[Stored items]

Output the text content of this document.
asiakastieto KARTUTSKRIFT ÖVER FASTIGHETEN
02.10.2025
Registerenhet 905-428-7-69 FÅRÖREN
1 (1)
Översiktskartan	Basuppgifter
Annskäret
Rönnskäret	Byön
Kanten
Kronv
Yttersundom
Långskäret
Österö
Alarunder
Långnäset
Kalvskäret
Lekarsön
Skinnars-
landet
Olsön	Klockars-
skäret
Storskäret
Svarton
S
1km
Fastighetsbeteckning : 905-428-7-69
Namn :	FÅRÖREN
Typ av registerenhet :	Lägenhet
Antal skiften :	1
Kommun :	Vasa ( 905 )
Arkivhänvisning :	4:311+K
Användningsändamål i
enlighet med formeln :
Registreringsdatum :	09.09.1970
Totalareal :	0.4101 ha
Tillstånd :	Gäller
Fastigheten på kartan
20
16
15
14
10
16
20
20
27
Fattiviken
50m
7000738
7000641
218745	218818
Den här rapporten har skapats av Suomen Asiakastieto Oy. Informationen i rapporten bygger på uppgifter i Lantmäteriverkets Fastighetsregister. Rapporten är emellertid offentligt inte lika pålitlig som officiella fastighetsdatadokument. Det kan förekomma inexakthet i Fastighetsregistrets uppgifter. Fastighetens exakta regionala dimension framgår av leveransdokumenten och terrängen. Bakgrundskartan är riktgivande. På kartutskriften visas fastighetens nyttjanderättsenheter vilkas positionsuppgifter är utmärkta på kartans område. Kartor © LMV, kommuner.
...
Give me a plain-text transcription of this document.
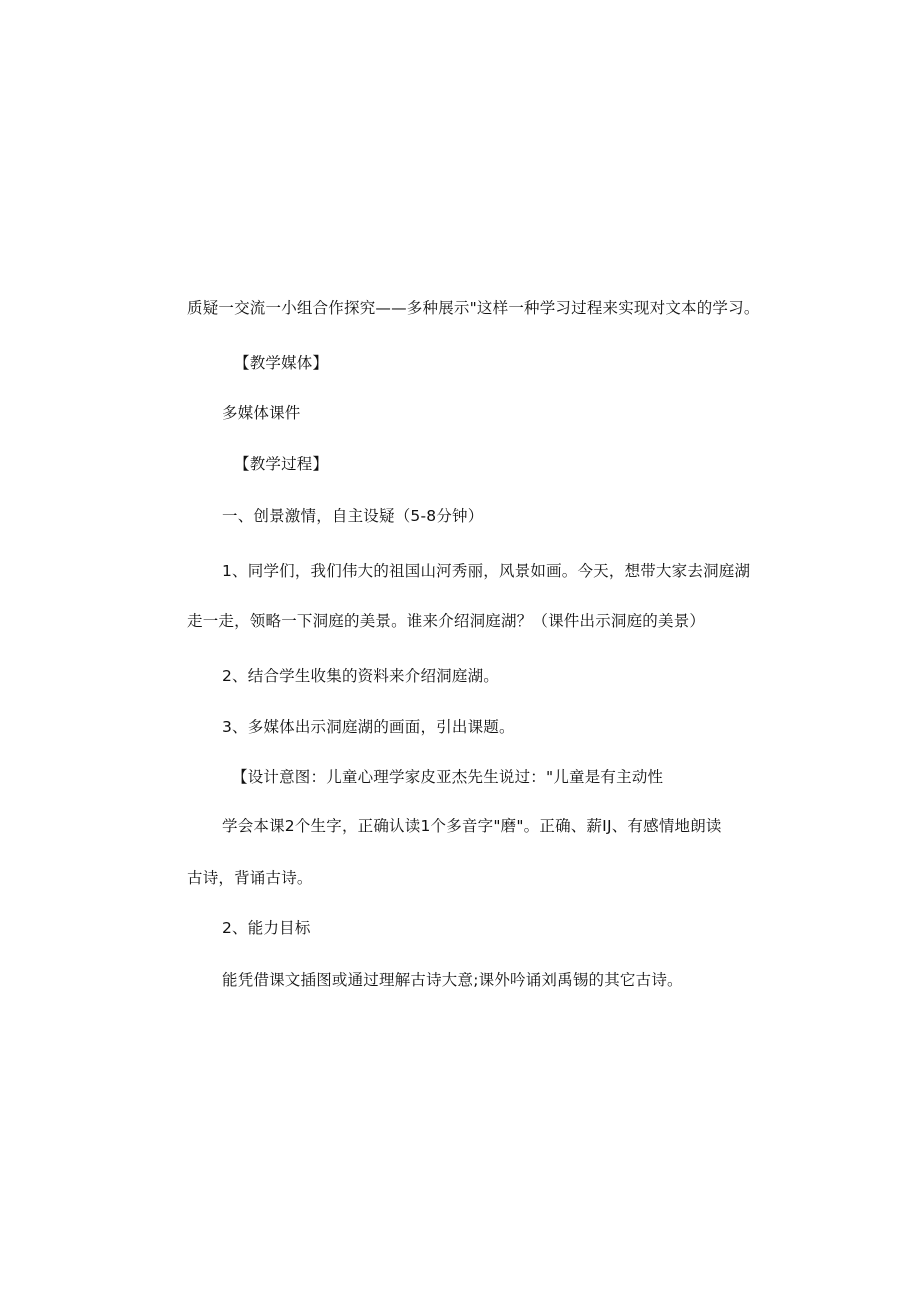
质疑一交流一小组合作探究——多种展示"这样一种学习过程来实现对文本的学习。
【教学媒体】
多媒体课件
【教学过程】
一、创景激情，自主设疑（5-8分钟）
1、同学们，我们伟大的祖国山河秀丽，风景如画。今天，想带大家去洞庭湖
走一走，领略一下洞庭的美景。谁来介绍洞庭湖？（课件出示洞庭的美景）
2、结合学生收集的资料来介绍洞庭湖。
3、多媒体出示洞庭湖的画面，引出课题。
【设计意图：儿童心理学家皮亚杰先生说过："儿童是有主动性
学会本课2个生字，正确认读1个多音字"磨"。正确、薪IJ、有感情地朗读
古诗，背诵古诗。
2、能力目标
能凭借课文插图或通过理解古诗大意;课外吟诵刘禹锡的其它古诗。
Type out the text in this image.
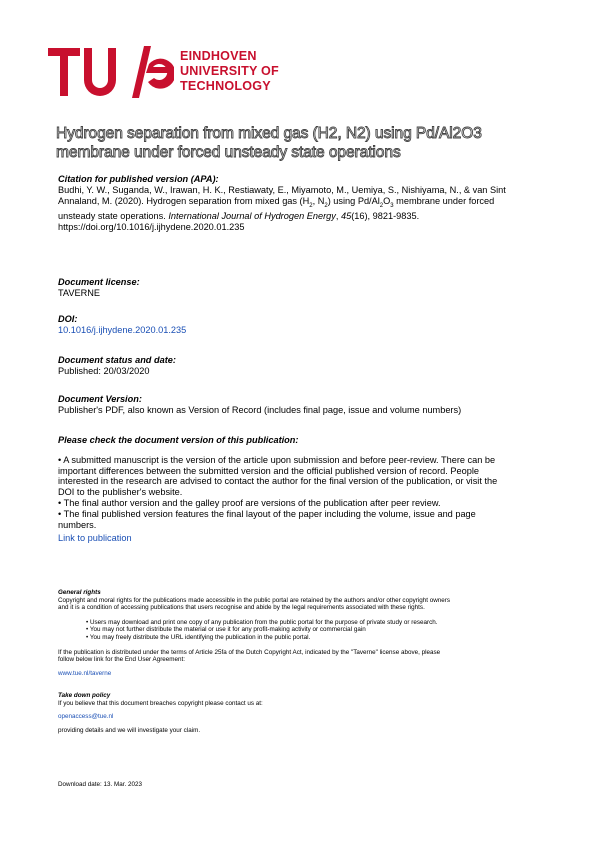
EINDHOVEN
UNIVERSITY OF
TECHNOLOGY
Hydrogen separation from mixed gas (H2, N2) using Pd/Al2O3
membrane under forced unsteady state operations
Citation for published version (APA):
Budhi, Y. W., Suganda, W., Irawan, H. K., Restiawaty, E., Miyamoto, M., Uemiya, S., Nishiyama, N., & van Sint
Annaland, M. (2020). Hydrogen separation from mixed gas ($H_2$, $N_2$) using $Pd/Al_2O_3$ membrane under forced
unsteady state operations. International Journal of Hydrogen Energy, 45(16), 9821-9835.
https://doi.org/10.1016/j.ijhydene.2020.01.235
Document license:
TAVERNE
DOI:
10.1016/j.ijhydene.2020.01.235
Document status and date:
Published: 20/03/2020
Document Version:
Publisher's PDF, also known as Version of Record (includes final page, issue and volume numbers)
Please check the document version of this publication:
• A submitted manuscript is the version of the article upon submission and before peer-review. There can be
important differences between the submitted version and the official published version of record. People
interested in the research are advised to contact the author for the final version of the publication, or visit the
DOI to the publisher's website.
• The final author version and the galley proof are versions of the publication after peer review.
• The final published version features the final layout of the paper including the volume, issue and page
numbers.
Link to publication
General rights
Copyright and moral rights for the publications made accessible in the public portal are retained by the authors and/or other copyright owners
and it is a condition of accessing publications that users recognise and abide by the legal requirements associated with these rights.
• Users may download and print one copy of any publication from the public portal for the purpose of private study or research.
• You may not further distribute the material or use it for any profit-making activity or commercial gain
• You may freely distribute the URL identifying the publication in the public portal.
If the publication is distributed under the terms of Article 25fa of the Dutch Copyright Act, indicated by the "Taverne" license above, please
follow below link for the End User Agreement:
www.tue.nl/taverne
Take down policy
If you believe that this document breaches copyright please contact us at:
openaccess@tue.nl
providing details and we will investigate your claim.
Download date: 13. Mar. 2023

The task - Copy all lines of the listing above that contain the string "final".

Task response -
Publisher's PDF, also known as Version of Record (includes final page, issue and volume numbers)
interested in the research are advised to contact the author for the final version of the publication, or visit the
• The final author version and the galley proof are versions of the publication after peer review.
• The final published version features the final layout of the paper including the volume, issue and page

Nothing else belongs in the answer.